TASK GOAL
Below is a set of records. Repeat all of them exactly.

DATA SECTION
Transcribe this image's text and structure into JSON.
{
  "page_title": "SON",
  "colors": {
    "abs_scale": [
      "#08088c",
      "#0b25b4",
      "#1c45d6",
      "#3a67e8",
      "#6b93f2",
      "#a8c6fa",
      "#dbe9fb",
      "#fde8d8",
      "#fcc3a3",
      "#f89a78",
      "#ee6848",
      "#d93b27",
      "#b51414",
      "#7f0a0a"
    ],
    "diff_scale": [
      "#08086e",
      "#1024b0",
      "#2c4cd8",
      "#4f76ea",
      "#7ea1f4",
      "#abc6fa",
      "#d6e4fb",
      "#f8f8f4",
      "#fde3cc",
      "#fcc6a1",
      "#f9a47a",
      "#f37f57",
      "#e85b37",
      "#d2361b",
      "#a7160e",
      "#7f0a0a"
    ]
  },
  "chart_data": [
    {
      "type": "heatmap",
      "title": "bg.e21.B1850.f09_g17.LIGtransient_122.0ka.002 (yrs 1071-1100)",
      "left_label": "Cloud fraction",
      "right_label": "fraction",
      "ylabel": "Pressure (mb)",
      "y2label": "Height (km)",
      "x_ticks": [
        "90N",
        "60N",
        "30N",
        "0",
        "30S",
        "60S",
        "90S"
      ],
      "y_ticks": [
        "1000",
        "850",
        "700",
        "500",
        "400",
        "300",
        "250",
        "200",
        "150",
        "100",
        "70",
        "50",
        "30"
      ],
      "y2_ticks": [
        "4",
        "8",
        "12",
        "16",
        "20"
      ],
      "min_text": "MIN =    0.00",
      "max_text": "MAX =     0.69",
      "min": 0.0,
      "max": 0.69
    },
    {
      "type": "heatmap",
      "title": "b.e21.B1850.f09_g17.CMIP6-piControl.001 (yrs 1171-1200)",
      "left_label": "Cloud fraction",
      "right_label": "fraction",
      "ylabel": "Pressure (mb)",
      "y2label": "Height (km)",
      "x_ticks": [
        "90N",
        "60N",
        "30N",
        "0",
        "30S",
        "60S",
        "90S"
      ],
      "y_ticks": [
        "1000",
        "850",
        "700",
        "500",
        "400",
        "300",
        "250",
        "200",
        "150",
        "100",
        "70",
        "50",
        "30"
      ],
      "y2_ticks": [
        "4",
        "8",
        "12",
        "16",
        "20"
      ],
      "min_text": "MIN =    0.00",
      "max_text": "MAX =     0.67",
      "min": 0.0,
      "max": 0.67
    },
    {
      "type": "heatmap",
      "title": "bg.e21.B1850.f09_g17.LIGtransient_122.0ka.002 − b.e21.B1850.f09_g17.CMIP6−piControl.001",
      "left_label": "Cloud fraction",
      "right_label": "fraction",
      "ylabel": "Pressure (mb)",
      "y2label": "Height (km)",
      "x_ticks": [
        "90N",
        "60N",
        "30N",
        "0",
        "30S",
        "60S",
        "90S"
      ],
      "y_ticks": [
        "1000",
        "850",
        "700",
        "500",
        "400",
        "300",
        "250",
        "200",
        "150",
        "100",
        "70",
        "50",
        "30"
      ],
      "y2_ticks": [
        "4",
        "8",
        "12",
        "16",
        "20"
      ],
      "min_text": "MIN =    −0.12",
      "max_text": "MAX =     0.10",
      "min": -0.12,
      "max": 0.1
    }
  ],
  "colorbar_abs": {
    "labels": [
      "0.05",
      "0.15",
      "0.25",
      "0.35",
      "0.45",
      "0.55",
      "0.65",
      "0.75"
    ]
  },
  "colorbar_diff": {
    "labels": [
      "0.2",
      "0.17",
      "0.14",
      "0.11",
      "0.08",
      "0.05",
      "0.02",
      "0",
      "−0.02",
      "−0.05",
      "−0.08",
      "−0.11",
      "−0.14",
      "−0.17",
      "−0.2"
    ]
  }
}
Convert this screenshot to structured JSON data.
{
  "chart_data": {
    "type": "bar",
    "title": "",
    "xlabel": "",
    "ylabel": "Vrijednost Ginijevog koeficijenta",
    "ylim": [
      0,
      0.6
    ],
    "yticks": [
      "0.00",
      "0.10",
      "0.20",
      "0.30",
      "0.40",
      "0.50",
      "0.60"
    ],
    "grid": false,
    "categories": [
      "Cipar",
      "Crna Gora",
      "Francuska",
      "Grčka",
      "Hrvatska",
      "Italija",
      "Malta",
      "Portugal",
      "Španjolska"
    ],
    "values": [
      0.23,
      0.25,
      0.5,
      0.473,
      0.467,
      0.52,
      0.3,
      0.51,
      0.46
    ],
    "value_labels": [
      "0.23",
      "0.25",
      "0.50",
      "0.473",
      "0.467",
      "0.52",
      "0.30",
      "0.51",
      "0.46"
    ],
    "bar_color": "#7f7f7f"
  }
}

OUTPUT BELOW
Transcribe this image's text and structure into JSON.
{
  "page_title": "SON",
  "colors": {
    "abs_scale": [
      "#08088c",
      "#0b25b4",
      "#1c45d6",
      "#3a67e8",
      "#6b93f2",
      "#a8c6fa",
      "#dbe9fb",
      "#fde8d8",
      "#fcc3a3",
      "#f89a78",
      "#ee6848",
      "#d93b27",
      "#b51414",
      "#7f0a0a"
    ],
    "diff_scale": [
      "#08086e",
      "#1024b0",
      "#2c4cd8",
      "#4f76ea",
      "#7ea1f4",
      "#abc6fa",
      "#d6e4fb",
      "#f8f8f4",
      "#fde3cc",
      "#fcc6a1",
      "#f9a47a",
      "#f37f57",
      "#e85b37",
      "#d2361b",
      "#a7160e",
      "#7f0a0a"
    ]
  },
  "chart_data": [
    {
      "type": "heatmap",
      "title": "bg.e21.B1850.f09_g17.LIGtransient_122.0ka.002 (yrs 1071-1100)",
      "left_label": "Cloud fraction",
      "right_label": "fraction",
      "ylabel": "Pressure (mb)",
      "y2label": "Height (km)",
      "x_ticks": [
        "90N",
        "60N",
        "30N",
        "0",
        "30S",
        "60S",
        "90S"
      ],
      "y_ticks": [
        "1000",
        "850",
        "700",
        "500",
        "400",
        "300",
        "250",
        "200",
        "150",
        "100",
        "70",
        "50",
        "30"
      ],
      "y2_ticks": [
        "4",
        "8",
        "12",
        "16",
        "20"
      ],
      "min_text": "MIN =    0.00",
      "max_text": "MAX =     0.69",
      "min": 0.0,
      "max": 0.69
    },
    {
      "type": "heatmap",
      "title": "b.e21.B1850.f09_g17.CMIP6-piControl.001 (yrs 1171-1200)",
      "left_label": "Cloud fraction",
      "right_label": "fraction",
      "ylabel": "Pressure (mb)",
      "y2label": "Height (km)",
      "x_ticks": [
        "90N",
        "60N",
        "30N",
        "0",
        "30S",
        "60S",
        "90S"
      ],
      "y_ticks": [
        "1000",
        "850",
        "700",
        "500",
        "400",
        "300",
        "250",
        "200",
        "150",
        "100",
        "70",
        "50",
        "30"
      ],
      "y2_ticks": [
        "4",
        "8",
        "12",
        "16",
        "20"
      ],
      "min_text": "MIN =    0.00",
      "max_text": "MAX =     0.67",
      "min": 0.0,
      "max": 0.67
    },
    {
      "type": "heatmap",
      "title": "bg.e21.B1850.f09_g17.LIGtransient_122.0ka.002 − b.e21.B1850.f09_g17.CMIP6−piControl.001",
      "left_label": "Cloud fraction",
      "right_label": "fraction",
      "ylabel": "Pressure (mb)",
      "y2label": "Height (km)",
      "x_ticks": [
        "90N",
        "60N",
        "30N",
        "0",
        "30S",
        "60S",
        "90S"
      ],
      "y_ticks": [
        "1000",
        "850",
        "700",
        "500",
        "400",
        "300",
        "250",
        "200",
        "150",
        "100",
        "70",
        "50",
        "30"
      ],
      "y2_ticks": [
        "4",
        "8",
        "12",
        "16",
        "20"
      ],
      "min_text": "MIN =    −0.12",
      "max_text": "MAX =     0.10",
      "min": -0.12,
      "max": 0.1
    }
  ],
  "colorbar_abs": {
    "labels": [
      "0.05",
      "0.15",
      "0.25",
      "0.35",
      "0.45",
      "0.55",
      "0.65",
      "0.75"
    ]
  },
  "colorbar_diff": {
    "labels": [
      "0.2",
      "0.17",
      "0.14",
      "0.11",
      "0.08",
      "0.05",
      "0.02",
      "0",
      "−0.02",
      "−0.05",
      "−0.08",
      "−0.11",
      "−0.14",
      "−0.17",
      "−0.2"
    ]
  }
}
Convert this screenshot to structured JSON data.
{
  "chart_data": {
    "type": "bar",
    "title": "",
    "xlabel": "",
    "ylabel": "Vrijednost Ginijevog koeficijenta",
    "ylim": [
      0,
      0.6
    ],
    "yticks": [
      "0.00",
      "0.10",
      "0.20",
      "0.30",
      "0.40",
      "0.50",
      "0.60"
    ],
    "grid": false,
    "categories": [
      "Cipar",
      "Crna Gora",
      "Francuska",
      "Grčka",
      "Hrvatska",
      "Italija",
      "Malta",
      "Portugal",
      "Španjolska"
    ],
    "values": [
      0.23,
      0.25,
      0.5,
      0.473,
      0.467,
      0.52,
      0.3,
      0.51,
      0.46
    ],
    "value_labels": [
      "0.23",
      "0.25",
      "0.50",
      "0.473",
      "0.467",
      "0.52",
      "0.30",
      "0.51",
      "0.46"
    ],
    "bar_color": "#7f7f7f"
  }
}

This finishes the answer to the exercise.